### DIRECTION
Below are the records; copy each line in them that holds the word "державних".

[Saved data entries]
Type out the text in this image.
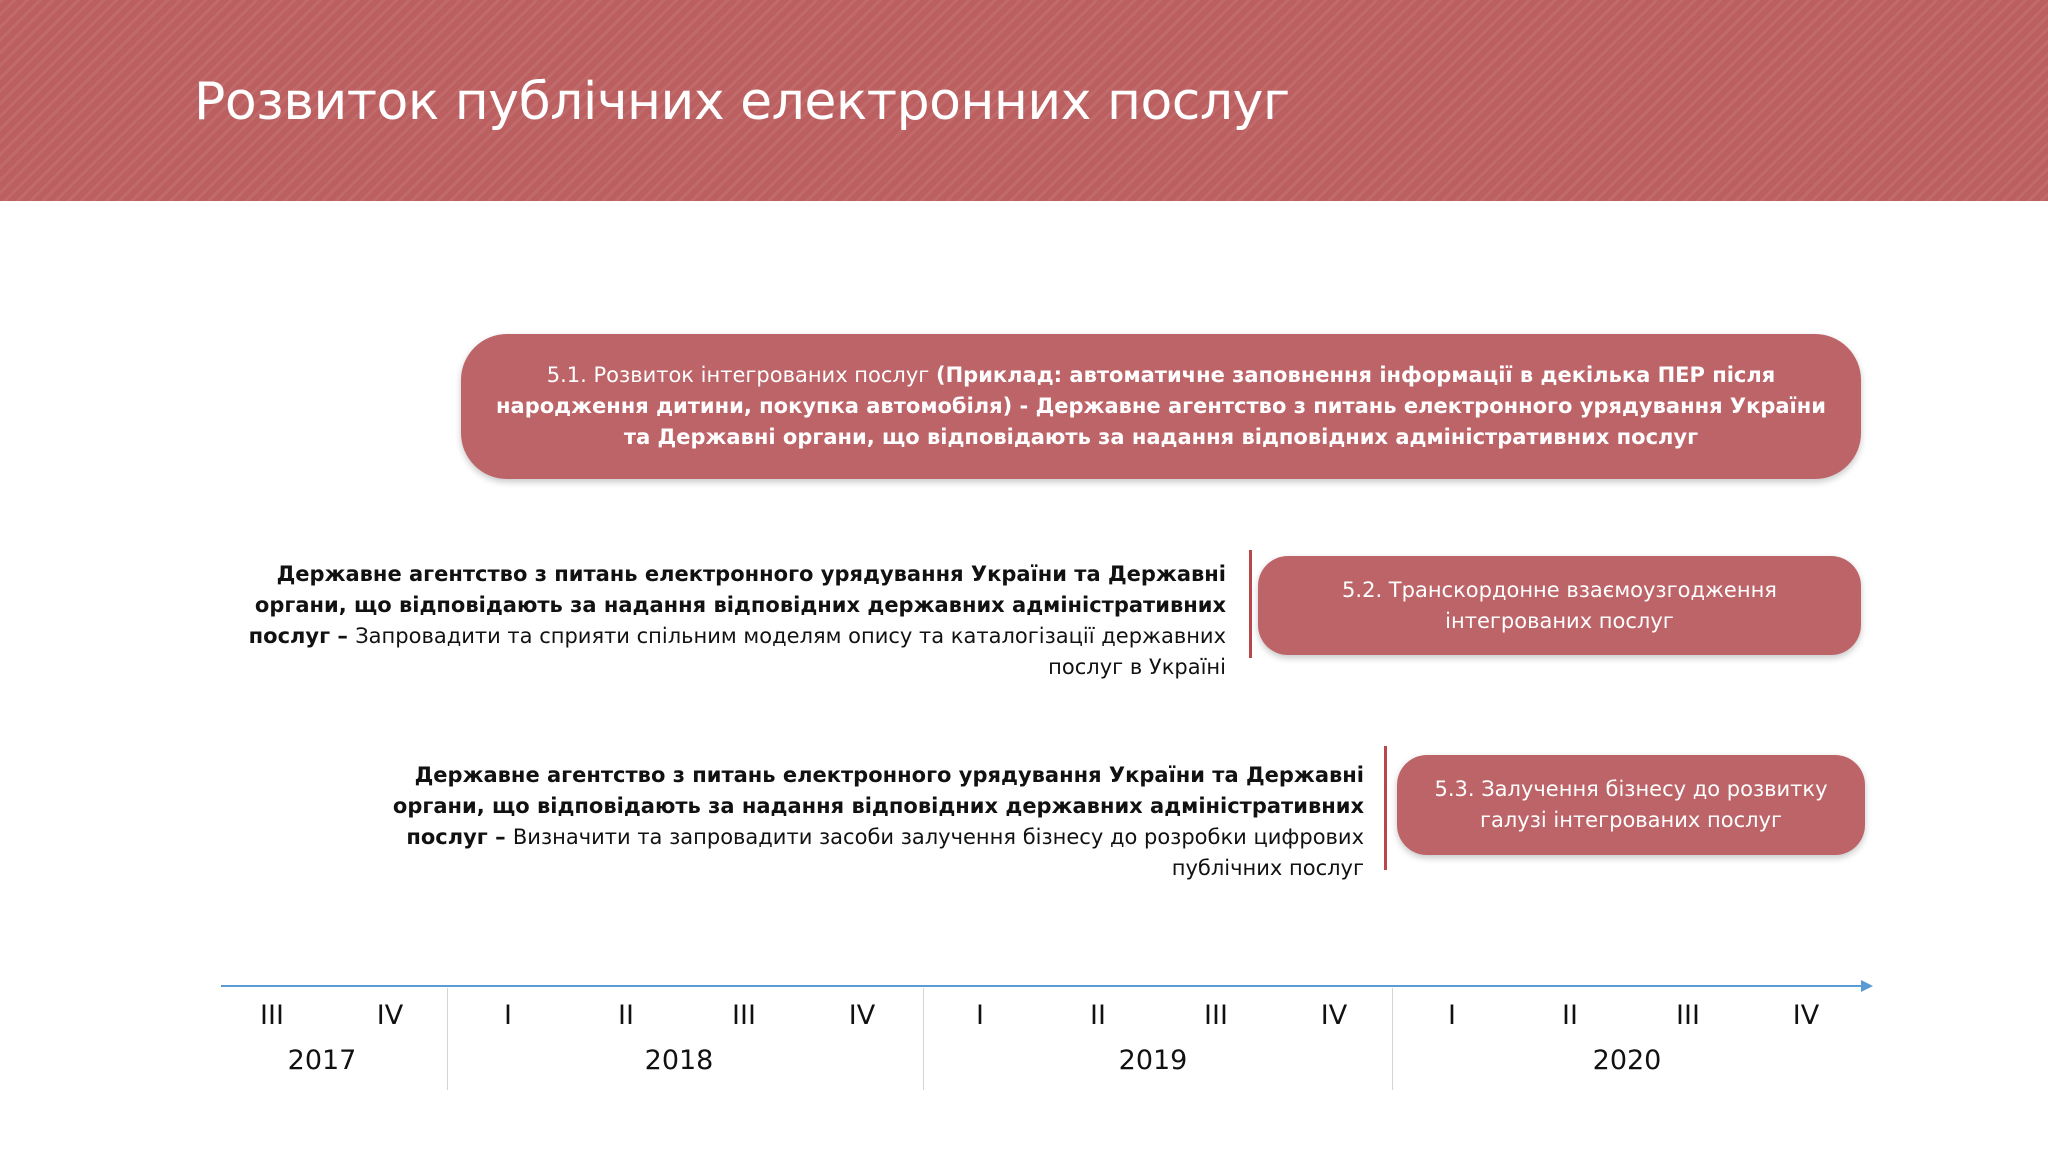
Розвиток публічних електронних послуг
5.1. Розвиток інтегрованих послуг (Приклад: автоматичне заповнення інформації в декілька ПЕР після народження дитини, покупка автомобіля) - Державне агентство з питань електронного урядування України та Державні органи, що відповідають за надання відповідних адміністративних послуг
Державне агентство з питань електронного урядування України та Державні органи, що відповідають за надання відповідних державних адміністративних послуг – Запровадити та сприяти спільним моделям опису та каталогізації державних послуг в Україні
5.2. Транскордонне взаємоузгодження інтегрованих послуг
Державне агентство з питань електронного урядування України та Державні органи, що відповідають за надання відповідних державних адміністративних послуг – Визначити та запровадити засоби залучення бізнесу до розробки цифрових публічних послуг
5.3. Залучення бізнесу до розвитку галузі інтегрованих послуг
III	IV	I	II	III	IV	I	II	III	IV	I	II	III	IV
2017	2018	2019	2020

### TASK SOLUTION
Державне агентство з питань електронного урядування України та Державні органи, що відповідають за надання відповідних державних адміністративних послуг – Запровадити та сприяти спільним моделям опису та каталогізації державних послуг в Україні
Державне агентство з питань електронного урядування України та Державні органи, що відповідають за надання відповідних державних адміністративних послуг – Визначити та запровадити засоби залучення бізнесу до розробки цифрових публічних послуг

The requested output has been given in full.